WHAT YOU NEED TO DO
Filter the records and keep only the lines that contain the string "excitation", copying each one in full.
* * * *
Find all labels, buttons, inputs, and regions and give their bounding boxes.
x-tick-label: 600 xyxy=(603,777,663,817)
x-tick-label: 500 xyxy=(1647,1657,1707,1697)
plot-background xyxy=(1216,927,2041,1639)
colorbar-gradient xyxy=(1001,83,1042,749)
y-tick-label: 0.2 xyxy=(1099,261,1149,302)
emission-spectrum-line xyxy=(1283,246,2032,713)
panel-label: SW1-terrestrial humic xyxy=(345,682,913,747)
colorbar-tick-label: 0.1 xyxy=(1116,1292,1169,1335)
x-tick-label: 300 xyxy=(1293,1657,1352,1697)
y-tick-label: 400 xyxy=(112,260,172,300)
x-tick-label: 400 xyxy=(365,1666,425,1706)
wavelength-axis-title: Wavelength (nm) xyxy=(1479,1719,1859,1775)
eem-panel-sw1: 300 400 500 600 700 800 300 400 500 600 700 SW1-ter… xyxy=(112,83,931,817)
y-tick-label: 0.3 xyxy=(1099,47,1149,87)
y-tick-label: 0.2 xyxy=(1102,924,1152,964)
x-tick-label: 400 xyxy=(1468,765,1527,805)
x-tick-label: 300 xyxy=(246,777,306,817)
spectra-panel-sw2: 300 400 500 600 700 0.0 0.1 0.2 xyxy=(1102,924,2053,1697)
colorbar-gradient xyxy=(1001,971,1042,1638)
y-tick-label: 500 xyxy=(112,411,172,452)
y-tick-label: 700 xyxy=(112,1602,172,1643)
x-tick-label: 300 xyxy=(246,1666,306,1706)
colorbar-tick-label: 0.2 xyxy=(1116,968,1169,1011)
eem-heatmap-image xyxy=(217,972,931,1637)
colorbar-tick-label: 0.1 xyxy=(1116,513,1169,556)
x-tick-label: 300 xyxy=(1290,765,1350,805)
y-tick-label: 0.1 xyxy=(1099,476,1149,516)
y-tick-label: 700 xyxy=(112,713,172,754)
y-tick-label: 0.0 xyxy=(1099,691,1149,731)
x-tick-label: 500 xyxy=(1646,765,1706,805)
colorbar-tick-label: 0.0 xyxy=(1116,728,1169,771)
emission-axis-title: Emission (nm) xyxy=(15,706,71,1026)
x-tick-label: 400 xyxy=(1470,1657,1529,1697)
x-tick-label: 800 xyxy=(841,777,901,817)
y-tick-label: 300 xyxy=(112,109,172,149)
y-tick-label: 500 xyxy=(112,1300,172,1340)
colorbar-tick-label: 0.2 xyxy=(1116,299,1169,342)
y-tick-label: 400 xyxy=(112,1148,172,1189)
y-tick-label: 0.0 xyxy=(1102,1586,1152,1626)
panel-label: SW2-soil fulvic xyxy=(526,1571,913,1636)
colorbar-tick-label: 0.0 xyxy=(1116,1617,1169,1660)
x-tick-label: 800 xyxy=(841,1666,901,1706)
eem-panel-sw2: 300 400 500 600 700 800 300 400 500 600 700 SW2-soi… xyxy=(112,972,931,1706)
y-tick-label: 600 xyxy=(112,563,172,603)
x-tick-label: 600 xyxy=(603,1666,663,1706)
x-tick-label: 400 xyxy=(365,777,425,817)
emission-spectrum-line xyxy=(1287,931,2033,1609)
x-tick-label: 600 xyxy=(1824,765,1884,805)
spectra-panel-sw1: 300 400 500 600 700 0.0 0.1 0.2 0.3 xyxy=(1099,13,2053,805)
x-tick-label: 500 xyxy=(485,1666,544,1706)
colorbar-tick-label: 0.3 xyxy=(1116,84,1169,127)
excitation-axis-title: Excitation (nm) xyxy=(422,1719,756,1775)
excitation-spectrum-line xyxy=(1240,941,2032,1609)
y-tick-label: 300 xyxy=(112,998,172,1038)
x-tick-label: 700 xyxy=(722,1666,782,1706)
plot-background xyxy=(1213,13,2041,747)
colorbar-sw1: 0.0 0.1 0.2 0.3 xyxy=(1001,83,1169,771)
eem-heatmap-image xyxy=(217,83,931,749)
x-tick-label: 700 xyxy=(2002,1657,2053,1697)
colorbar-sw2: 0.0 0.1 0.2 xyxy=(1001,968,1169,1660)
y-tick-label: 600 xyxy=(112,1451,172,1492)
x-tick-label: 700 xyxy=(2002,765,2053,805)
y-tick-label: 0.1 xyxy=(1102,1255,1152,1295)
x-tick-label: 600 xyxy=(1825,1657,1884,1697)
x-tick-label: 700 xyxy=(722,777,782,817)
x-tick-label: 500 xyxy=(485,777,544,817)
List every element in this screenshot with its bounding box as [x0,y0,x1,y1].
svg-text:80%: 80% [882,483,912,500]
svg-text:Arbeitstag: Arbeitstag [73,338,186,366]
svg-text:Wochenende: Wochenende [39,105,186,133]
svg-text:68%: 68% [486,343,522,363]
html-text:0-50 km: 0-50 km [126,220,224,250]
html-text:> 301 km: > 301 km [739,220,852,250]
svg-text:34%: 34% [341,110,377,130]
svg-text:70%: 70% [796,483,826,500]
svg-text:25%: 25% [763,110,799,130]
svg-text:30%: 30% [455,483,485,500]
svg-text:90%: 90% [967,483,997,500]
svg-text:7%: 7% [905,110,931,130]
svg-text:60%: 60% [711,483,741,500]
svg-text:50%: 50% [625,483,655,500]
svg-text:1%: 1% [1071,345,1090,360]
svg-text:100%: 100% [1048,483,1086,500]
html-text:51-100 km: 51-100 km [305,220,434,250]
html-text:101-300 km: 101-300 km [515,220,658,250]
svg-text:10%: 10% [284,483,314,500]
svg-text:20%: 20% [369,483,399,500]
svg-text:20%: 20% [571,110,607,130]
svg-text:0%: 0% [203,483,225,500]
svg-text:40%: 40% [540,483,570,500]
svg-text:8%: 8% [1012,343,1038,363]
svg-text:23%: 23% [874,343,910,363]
* * * *
SOLUTION FOR THIS EXERCISE
excitation-axis-title: Excitation (nm) xyxy=(422,1719,756,1775)
excitation-spectrum-line xyxy=(1240,941,2032,1609)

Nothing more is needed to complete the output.